Provided passage Block Start
Ebara was born in Edo as the son of a lesser retainer of the Tokugawa shogunate, but was an exceptionally talented scholar and selected for the Shogunal military academy based on his performance at the terakoya temple schools.

Following his combat service at the Battle of Toba–Fushimi during the Boshin War of the Meiji Restoration, he visited the United States. On his return to Japan, he moved to Shizuoka Prefecture to be near the former shōgun Tokugawa Yoshinobu and assisted in establishing the Numazu Military Academy and Numazu Junior High School. Converting to Christianity in 1877, he was responsible for starting the Numazu Church. Later, Ebara served as chairman of the Tokyo YMCA. After the reavtivation of districts as modern administrative unit, he was district chief (gunchō) of Suntō.

In 1890, Ebara was elected in the 1890 Japanese general election to the House of Representatives in the Diet of Japan and served as a member of the Liberal Party, the Kenseikai, and the Rikken Seiyūkai. In 1912, he was appointed to the House of Peers. He was sent to the United States to try to ease tension over California's Alien Land Law of 1913.

Ebara is also remembered as the founder of Azabu High School (then a middle school).

Ebara died of a cerebral hemorrhage.
Provided passage Block End
Record extracts Block Start
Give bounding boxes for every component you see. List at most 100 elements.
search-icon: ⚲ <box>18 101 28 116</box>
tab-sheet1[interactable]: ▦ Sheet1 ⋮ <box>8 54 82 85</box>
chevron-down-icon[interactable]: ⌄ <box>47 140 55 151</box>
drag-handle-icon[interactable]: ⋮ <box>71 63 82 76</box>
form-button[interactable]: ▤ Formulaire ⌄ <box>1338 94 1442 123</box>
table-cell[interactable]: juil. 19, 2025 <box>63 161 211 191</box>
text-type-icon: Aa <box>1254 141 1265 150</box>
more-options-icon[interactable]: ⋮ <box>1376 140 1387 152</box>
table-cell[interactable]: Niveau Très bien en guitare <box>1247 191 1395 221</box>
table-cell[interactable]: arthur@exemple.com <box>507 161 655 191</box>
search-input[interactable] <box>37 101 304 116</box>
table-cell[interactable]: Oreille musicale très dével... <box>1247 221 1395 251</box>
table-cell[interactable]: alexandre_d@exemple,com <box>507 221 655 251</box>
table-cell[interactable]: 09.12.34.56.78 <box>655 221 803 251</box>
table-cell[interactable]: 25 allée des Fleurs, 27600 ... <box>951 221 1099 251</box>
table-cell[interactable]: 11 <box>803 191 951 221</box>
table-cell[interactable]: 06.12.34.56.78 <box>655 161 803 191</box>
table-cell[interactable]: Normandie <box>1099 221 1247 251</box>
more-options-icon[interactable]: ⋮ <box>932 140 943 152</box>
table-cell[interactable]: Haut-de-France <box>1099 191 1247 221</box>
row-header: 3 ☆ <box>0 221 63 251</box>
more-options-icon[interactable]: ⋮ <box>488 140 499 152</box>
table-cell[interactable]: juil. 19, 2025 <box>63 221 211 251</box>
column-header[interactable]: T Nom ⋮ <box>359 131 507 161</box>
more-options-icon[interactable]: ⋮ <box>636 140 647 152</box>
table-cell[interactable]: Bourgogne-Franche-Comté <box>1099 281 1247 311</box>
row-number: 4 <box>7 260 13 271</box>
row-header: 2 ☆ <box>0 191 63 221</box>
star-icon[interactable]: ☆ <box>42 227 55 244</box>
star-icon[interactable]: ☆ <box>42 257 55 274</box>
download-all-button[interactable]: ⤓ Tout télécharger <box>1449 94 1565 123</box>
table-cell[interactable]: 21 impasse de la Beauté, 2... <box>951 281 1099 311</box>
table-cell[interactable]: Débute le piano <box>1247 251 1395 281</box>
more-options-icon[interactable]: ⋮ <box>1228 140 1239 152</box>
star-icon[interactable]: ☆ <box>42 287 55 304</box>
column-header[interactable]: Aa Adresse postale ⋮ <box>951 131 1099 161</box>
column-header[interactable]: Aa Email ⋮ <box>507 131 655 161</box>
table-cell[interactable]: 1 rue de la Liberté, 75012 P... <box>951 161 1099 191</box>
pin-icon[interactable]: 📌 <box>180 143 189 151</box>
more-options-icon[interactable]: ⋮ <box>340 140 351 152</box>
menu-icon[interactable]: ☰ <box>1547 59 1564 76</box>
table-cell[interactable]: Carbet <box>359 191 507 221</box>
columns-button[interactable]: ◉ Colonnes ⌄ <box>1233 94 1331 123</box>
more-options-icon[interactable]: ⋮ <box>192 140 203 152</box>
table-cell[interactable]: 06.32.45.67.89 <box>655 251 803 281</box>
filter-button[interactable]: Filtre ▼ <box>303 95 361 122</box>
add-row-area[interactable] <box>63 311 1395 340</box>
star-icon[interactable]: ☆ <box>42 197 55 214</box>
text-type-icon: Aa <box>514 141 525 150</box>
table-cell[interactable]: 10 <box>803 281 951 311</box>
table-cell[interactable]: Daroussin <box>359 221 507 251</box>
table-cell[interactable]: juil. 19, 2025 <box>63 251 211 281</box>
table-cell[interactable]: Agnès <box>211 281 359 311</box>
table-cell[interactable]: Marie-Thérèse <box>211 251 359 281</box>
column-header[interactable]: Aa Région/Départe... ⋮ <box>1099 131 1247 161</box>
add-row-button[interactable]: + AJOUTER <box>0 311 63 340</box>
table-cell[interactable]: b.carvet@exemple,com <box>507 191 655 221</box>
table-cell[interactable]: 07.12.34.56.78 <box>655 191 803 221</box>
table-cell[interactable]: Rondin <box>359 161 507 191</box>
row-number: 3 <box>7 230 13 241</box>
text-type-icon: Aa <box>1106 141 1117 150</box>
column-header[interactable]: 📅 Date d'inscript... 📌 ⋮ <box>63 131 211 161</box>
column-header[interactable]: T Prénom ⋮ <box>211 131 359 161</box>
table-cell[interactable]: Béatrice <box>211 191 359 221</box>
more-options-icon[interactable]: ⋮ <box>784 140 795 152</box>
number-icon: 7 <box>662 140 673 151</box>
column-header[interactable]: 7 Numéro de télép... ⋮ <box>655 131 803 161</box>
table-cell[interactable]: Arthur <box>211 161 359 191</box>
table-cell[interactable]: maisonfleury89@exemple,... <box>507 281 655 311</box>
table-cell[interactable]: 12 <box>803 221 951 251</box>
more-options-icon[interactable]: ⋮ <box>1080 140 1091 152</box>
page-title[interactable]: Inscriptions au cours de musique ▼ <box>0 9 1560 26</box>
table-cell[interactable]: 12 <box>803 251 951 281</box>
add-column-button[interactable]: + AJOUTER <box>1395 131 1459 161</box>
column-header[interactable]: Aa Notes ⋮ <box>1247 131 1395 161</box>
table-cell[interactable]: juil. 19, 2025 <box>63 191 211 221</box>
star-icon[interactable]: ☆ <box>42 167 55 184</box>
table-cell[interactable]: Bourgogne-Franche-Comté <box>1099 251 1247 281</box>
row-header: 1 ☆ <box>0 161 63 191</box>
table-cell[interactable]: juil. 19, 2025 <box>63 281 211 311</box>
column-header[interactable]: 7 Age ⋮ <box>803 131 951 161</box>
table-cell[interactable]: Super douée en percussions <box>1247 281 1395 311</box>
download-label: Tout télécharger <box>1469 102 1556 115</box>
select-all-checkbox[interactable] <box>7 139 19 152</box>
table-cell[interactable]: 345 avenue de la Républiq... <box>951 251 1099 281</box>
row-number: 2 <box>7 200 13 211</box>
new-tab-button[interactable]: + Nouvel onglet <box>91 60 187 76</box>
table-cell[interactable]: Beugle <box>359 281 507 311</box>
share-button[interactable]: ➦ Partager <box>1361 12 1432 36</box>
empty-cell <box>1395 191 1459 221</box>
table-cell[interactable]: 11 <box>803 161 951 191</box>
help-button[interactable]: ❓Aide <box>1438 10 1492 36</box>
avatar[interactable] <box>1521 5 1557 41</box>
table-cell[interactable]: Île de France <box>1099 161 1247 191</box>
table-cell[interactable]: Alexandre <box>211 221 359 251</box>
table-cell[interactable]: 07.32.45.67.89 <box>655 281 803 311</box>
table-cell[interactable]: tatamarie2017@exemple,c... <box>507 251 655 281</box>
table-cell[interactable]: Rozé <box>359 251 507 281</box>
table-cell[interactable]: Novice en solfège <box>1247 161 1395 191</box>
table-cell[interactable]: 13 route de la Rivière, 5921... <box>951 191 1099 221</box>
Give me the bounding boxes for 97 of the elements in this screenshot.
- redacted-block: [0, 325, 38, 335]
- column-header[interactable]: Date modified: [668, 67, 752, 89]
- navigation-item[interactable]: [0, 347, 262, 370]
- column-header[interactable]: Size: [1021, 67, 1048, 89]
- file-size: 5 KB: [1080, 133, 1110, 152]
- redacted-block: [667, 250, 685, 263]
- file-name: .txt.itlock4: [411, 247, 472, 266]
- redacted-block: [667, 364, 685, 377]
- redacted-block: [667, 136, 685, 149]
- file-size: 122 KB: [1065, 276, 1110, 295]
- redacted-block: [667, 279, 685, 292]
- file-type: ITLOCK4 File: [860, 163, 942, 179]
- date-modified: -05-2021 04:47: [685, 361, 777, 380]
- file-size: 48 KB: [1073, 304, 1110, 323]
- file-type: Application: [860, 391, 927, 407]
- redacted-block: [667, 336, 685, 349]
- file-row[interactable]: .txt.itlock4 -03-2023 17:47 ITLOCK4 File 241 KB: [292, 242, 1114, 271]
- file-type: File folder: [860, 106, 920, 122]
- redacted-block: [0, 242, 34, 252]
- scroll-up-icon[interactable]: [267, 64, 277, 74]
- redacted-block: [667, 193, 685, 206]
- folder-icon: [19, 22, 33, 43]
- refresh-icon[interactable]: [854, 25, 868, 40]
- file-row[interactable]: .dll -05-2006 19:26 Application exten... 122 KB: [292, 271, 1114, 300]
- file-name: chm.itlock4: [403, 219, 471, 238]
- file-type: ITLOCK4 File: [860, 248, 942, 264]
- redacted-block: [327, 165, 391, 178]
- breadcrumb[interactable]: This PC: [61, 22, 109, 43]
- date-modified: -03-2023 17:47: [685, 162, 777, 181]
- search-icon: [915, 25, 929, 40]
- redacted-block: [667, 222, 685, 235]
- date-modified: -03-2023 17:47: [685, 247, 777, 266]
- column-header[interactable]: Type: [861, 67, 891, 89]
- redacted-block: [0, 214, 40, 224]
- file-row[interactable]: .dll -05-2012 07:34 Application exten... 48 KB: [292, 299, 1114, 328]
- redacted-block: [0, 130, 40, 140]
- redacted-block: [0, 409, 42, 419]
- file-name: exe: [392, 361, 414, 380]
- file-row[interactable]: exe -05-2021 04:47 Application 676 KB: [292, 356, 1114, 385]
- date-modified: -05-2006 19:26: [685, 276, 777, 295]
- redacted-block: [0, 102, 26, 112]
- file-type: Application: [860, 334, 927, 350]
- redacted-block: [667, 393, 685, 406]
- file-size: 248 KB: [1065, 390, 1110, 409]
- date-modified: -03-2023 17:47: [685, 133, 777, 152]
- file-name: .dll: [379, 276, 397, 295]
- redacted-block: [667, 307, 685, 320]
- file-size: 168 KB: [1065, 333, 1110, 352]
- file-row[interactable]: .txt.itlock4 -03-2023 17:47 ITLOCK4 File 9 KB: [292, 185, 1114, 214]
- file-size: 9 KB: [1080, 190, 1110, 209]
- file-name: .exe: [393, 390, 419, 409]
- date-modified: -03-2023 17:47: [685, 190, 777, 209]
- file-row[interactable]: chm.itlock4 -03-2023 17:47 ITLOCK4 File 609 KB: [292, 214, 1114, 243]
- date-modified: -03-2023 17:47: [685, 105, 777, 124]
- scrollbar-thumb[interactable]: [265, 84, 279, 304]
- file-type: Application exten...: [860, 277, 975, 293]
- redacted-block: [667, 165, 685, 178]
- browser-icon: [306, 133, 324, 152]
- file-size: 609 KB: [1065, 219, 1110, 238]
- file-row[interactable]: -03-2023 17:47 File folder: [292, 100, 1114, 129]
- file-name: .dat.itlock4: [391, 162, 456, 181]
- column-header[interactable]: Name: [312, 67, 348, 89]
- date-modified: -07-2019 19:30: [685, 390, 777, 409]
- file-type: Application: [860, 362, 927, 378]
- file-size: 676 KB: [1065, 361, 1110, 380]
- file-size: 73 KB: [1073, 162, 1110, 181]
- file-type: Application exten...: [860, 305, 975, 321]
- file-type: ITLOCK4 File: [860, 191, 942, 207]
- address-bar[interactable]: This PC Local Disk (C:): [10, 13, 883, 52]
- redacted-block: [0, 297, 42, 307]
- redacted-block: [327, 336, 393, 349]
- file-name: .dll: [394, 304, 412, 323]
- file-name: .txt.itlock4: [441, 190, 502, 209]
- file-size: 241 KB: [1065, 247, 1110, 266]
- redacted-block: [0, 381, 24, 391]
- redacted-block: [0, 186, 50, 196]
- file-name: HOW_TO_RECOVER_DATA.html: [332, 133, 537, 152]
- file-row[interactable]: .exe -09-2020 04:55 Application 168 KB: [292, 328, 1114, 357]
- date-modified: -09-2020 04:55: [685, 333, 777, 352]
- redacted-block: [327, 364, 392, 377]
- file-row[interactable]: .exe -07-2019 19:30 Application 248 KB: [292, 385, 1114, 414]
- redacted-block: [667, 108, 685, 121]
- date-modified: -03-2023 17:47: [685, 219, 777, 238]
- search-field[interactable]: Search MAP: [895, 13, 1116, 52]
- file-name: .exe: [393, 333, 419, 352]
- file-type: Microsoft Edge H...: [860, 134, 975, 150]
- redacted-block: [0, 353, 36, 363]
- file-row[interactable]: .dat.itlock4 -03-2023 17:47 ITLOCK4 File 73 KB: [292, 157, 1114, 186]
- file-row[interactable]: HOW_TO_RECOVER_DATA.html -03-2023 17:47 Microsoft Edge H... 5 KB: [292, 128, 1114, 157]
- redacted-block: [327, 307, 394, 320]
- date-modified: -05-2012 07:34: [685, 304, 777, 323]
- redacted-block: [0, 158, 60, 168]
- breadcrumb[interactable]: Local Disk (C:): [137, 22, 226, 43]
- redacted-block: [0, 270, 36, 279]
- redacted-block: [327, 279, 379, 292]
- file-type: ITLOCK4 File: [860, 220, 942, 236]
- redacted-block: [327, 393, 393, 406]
Record extracts Block End
### Assigned task 1
In the Ebara passage, in what year was Ebara appointed to the House of Peers?
### Assigned task 2
From the Ebara passage, write out the words starting with "In 1890, Ebara" and going on through "a middle school).".
### Assigned task 3
Using the Ebara passage, explain why Ebara moved to Shizuoka Prefecture after he came back to Japan.

### Task result 1
1912

### Task result 2
In 1890, Ebara was elected in the 1890 Japanese general election to the House of Representatives in the Diet of Japan and served as a member of the Liberal Party, the Kenseikai, and the Rikken Seiyūkai. In 1912, he was appointed to the House of Peers. He was sent to the United States to try to ease tension over California's Alien Land Law of 1913.

Ebara is also remembered as the founder of Azabu High School (then a middle school).

### Task result 3
He moved to Shizuoka Prefecture to be near the former shōgun Tokugawa Yoshinobu.